_GIVEN INSTRUCTION_
Restate the full listing word for word and leave the pictures out.
-- Begin --
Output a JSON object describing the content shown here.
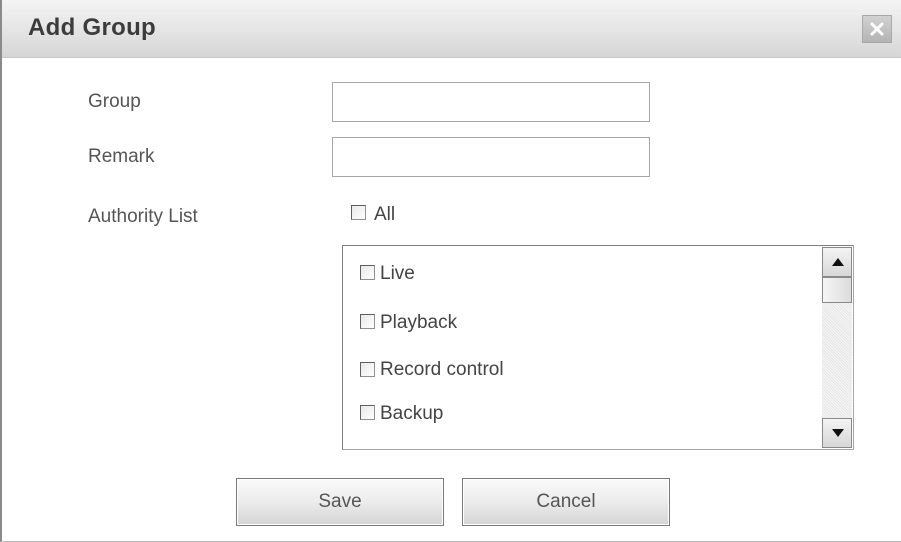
{
  "dialog": {
    "title": "Add Group",
    "close_icon": "close-icon"
  },
  "form": {
    "group_label": "Group",
    "group_value": "",
    "remark_label": "Remark",
    "remark_value": "",
    "authority_label": "Authority List",
    "all_label": "All",
    "all_checked": false
  },
  "authority_items": [
    {
      "label": "Live",
      "checked": false
    },
    {
      "label": "Playback",
      "checked": false
    },
    {
      "label": "Record control",
      "checked": false
    },
    {
      "label": "Backup",
      "checked": false
    }
  ],
  "buttons": {
    "save_label": "Save",
    "cancel_label": "Cancel"
  },
  "colors": {
    "title_text": "#3c3c3c",
    "label_text": "#555555",
    "close_button_bg": "#b4b4b4"
  }
}
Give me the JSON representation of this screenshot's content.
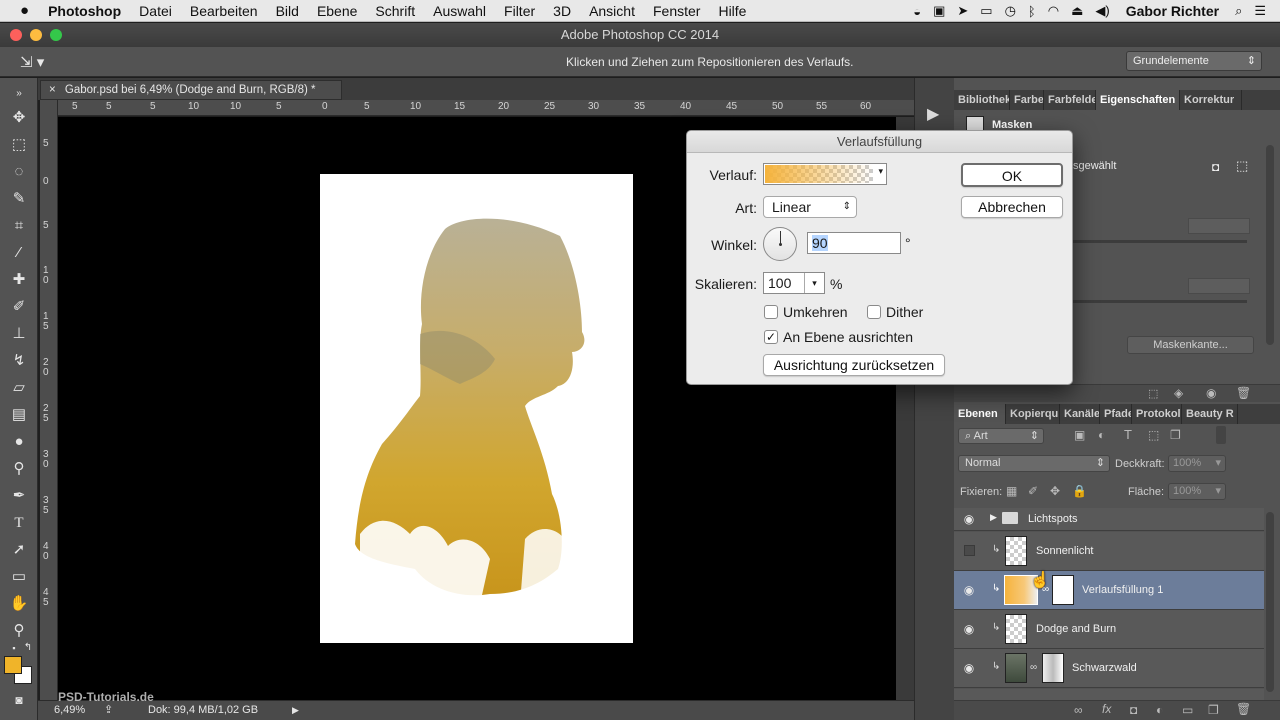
{
  "menubar": {
    "apple": "",
    "app": "Photoshop",
    "items": [
      "Datei",
      "Bearbeiten",
      "Bild",
      "Ebene",
      "Schrift",
      "Auswahl",
      "Filter",
      "3D",
      "Ansicht",
      "Fenster",
      "Hilfe"
    ],
    "user": "Gabor Richter"
  },
  "window": {
    "title": "Adobe Photoshop CC 2014"
  },
  "options": {
    "hint": "Klicken und Ziehen zum Repositionieren des Verlaufs.",
    "workspace": "Grundelemente"
  },
  "document": {
    "tab": "Gabor.psd bei 6,49% (Dodge and Burn, RGB/8) *",
    "ruler_h": [
      "5",
      "0",
      "5",
      "10",
      "15",
      "20",
      "25",
      "30",
      "35",
      "40",
      "45",
      "50",
      "55",
      "60"
    ],
    "ruler_v": [
      "0",
      "5",
      "0",
      "5",
      "1 0",
      "1 5",
      "2 0",
      "2 5",
      "3 0",
      "3 5",
      "4 0",
      "4 5"
    ]
  },
  "status": {
    "zoom": "6,49%",
    "doc": "Dok: 99,4 MB/1,02 GB"
  },
  "panels": {
    "top_tabs": [
      "Bibliothek",
      "Farbe",
      "Farbfelder",
      "Eigenschaften",
      "Korrektur"
    ],
    "properties": {
      "title": "Masken",
      "selected_text": "sgewählt",
      "mask_edge_button": "Maskenkante..."
    },
    "layer_tabs": [
      "Ebenen",
      "Kopierqu",
      "Kanäle",
      "Pfade",
      "Protokoll",
      "Beauty R"
    ],
    "filter": "Art",
    "blend_mode": "Normal",
    "opacity_label": "Deckkraft:",
    "opacity_value": "100%",
    "lock_label": "Fixieren:",
    "fill_label": "Fläche:",
    "fill_value": "100%",
    "layers": [
      {
        "name": "Lichtspots",
        "type": "group",
        "visible": true,
        "selected": false
      },
      {
        "name": "Sonnenlicht",
        "type": "pixel",
        "visible": false,
        "selected": false
      },
      {
        "name": "Verlaufsfüllung 1",
        "type": "gradient-fill",
        "visible": true,
        "selected": true
      },
      {
        "name": "Dodge and Burn",
        "type": "pixel",
        "visible": true,
        "selected": false
      },
      {
        "name": "Schwarzwald",
        "type": "smart-masked",
        "visible": true,
        "selected": false
      }
    ]
  },
  "dialog": {
    "title": "Verlaufsfüllung",
    "gradient_label": "Verlauf:",
    "style_label": "Art:",
    "style_value": "Linear",
    "angle_label": "Winkel:",
    "angle_value": "90",
    "angle_unit": "°",
    "scale_label": "Skalieren:",
    "scale_value": "100",
    "scale_unit": "%",
    "reverse_label": "Umkehren",
    "reverse_checked": false,
    "dither_label": "Dither",
    "dither_checked": false,
    "align_label": "An Ebene ausrichten",
    "align_checked": true,
    "reset_button": "Ausrichtung zurücksetzen",
    "ok_button": "OK",
    "cancel_button": "Abbrechen"
  },
  "watermark": "PSD-Tutorials.de",
  "colors": {
    "foreground": "#f0b429",
    "background": "#ffffff",
    "gradient_start": "#f5b33c",
    "selection": "#6c7d9a"
  }
}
-- End --
_ANSWER TO THE TASK_
Output a JSON object describing the content shown here.
{
  "dialog": {
    "title": "Add Group",
    "close_icon": "close-icon"
  },
  "form": {
    "group_label": "Group",
    "group_value": "",
    "remark_label": "Remark",
    "remark_value": "",
    "authority_label": "Authority List",
    "all_label": "All",
    "all_checked": false
  },
  "authority_items": [
    {
      "label": "Live",
      "checked": false
    },
    {
      "label": "Playback",
      "checked": false
    },
    {
      "label": "Record control",
      "checked": false
    },
    {
      "label": "Backup",
      "checked": false
    }
  ],
  "buttons": {
    "save_label": "Save",
    "cancel_label": "Cancel"
  },
  "colors": {
    "title_text": "#3c3c3c",
    "label_text": "#555555",
    "close_button_bg": "#b4b4b4"
  }
}
Give me the JSON representation of this screenshot's content.
{
  "menubar": {
    "apple": "",
    "app": "Photoshop",
    "items": [
      "Datei",
      "Bearbeiten",
      "Bild",
      "Ebene",
      "Schrift",
      "Auswahl",
      "Filter",
      "3D",
      "Ansicht",
      "Fenster",
      "Hilfe"
    ],
    "user": "Gabor Richter"
  },
  "window": {
    "title": "Adobe Photoshop CC 2014"
  },
  "options": {
    "hint": "Klicken und Ziehen zum Repositionieren des Verlaufs.",
    "workspace": "Grundelemente"
  },
  "document": {
    "tab": "Gabor.psd bei 6,49% (Dodge and Burn, RGB/8) *",
    "ruler_h": [
      "5",
      "0",
      "5",
      "10",
      "15",
      "20",
      "25",
      "30",
      "35",
      "40",
      "45",
      "50",
      "55",
      "60"
    ],
    "ruler_v": [
      "0",
      "5",
      "0",
      "5",
      "1 0",
      "1 5",
      "2 0",
      "2 5",
      "3 0",
      "3 5",
      "4 0",
      "4 5"
    ]
  },
  "status": {
    "zoom": "6,49%",
    "doc": "Dok: 99,4 MB/1,02 GB"
  },
  "panels": {
    "top_tabs": [
      "Bibliothek",
      "Farbe",
      "Farbfelder",
      "Eigenschaften",
      "Korrektur"
    ],
    "properties": {
      "title": "Masken",
      "selected_text": "sgewählt",
      "mask_edge_button": "Maskenkante..."
    },
    "layer_tabs": [
      "Ebenen",
      "Kopierqu",
      "Kanäle",
      "Pfade",
      "Protokoll",
      "Beauty R"
    ],
    "filter": "Art",
    "blend_mode": "Normal",
    "opacity_label": "Deckkraft:",
    "opacity_value": "100%",
    "lock_label": "Fixieren:",
    "fill_label": "Fläche:",
    "fill_value": "100%",
    "layers": [
      {
        "name": "Lichtspots",
        "type": "group",
        "visible": true,
        "selected": false
      },
      {
        "name": "Sonnenlicht",
        "type": "pixel",
        "visible": false,
        "selected": false
      },
      {
        "name": "Verlaufsfüllung 1",
        "type": "gradient-fill",
        "visible": true,
        "selected": true
      },
      {
        "name": "Dodge and Burn",
        "type": "pixel",
        "visible": true,
        "selected": false
      },
      {
        "name": "Schwarzwald",
        "type": "smart-masked",
        "visible": true,
        "selected": false
      }
    ]
  },
  "dialog": {
    "title": "Verlaufsfüllung",
    "gradient_label": "Verlauf:",
    "style_label": "Art:",
    "style_value": "Linear",
    "angle_label": "Winkel:",
    "angle_value": "90",
    "angle_unit": "°",
    "scale_label": "Skalieren:",
    "scale_value": "100",
    "scale_unit": "%",
    "reverse_label": "Umkehren",
    "reverse_checked": false,
    "dither_label": "Dither",
    "dither_checked": false,
    "align_label": "An Ebene ausrichten",
    "align_checked": true,
    "reset_button": "Ausrichtung zurücksetzen",
    "ok_button": "OK",
    "cancel_button": "Abbrechen"
  },
  "watermark": "PSD-Tutorials.de",
  "colors": {
    "foreground": "#f0b429",
    "background": "#ffffff",
    "gradient_start": "#f5b33c",
    "selection": "#6c7d9a"
  }
}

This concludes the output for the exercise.